■ **Required work**:
Output the full listing below exactly as it reads, and skip anything that is a picture.

■ **Stored rows**:
________________

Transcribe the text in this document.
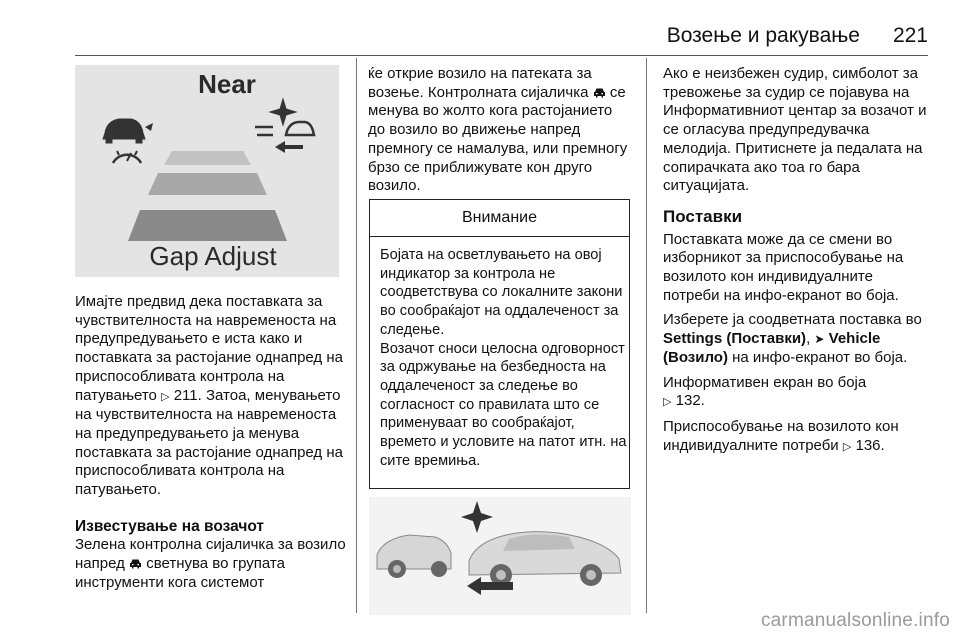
Возење и ракување	221
Near
Gap Adjust

Имајте предвид дека поставката за чувствителноста на навременоста на предупредувањето е иста како и поставката за растојание однапред на приспособливата контрола на патувањето ▷ 211. Затоа, менувањето на чувствителноста на навременоста на предупредувањето ја менува поставката за растојание однапред на приспособливата контрола на патувањето.

Известување на возачот

Зелена контролна сијаличка за возило напред светнува во групата инструменти кога системот

ќе открие возило на патеката за возење. Контролната сијаличка се менува во жолто кога растојанието до возило во движење напред премногу се намалува, или премногу брзо се приближувате кон друго возило.

Внимание

Бојата на осветлувањето на овој индикатор за контрола не соодветствува со локалните закони во сообраќајот на оддалеченост за следење.

Возачот сноси целосна одговорност за одржување на безбедноста на оддалеченост за следење во согласност со правилата што се применуваат во сообраќајот, времето и условите на патот итн. на сите времиња.

Ако е неизбежен судир, симболот за тревожење за судир се појавува на Информативниот центар за возачот и се огласува предупредувачка мелодија. Притиснете ја педалата на сопирачката ако тоа го бара ситуацијата.

Поставки

Поставката може да се смени во изборникот за приспособување на возилото кон индивидуалните потреби на инфо-екранот во боја.

Изберете ја соодветната поставка во Settings (Поставки), ➤ Vehicle (Возило) на инфо-екранот во боја.

Информативен екран во боја
▷ 132.

Приспособување на возилото кон индивидуалните потреби ▷ 136.

carmanualsonline.info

________________

■ **Worked solution**:
Transcribe the text in this document.
Возење и ракување	221
Near
Gap Adjust

Имајте предвид дека поставката за чувствителноста на навременоста на предупредувањето е иста како и поставката за растојание однапред на приспособливата контрола на патувањето ▷ 211. Затоа, менувањето на чувствителноста на навременоста на предупредувањето ја менува поставката за растојание однапред на приспособливата контрола на патувањето.

Известување на возачот

Зелена контролна сијаличка за возило напред светнува во групата инструменти кога системот

ќе открие возило на патеката за возење. Контролната сијаличка се менува во жолто кога растојанието до возило во движење напред премногу се намалува, или премногу брзо се приближувате кон друго возило.

Внимание

Бојата на осветлувањето на овој индикатор за контрола не соодветствува со локалните закони во сообраќајот на оддалеченост за следење.

Возачот сноси целосна одговорност за одржување на безбедноста на оддалеченост за следење во согласност со правилата што се применуваат во сообраќајот, времето и условите на патот итн. на сите времиња.

Ако е неизбежен судир, симболот за тревожење за судир се појавува на Информативниот центар за возачот и се огласува предупредувачка мелодија. Притиснете ја педалата на сопирачката ако тоа го бара ситуацијата.

Поставки

Поставката може да се смени во изборникот за приспособување на возилото кон индивидуалните потреби на инфо-екранот во боја.

Изберете ја соодветната поставка во Settings (Поставки), ➤ Vehicle (Возило) на инфо-екранот во боја.

Информативен екран во боја
▷ 132.

Приспособување на возилото кон индивидуалните потреби ▷ 136.

carmanualsonline.info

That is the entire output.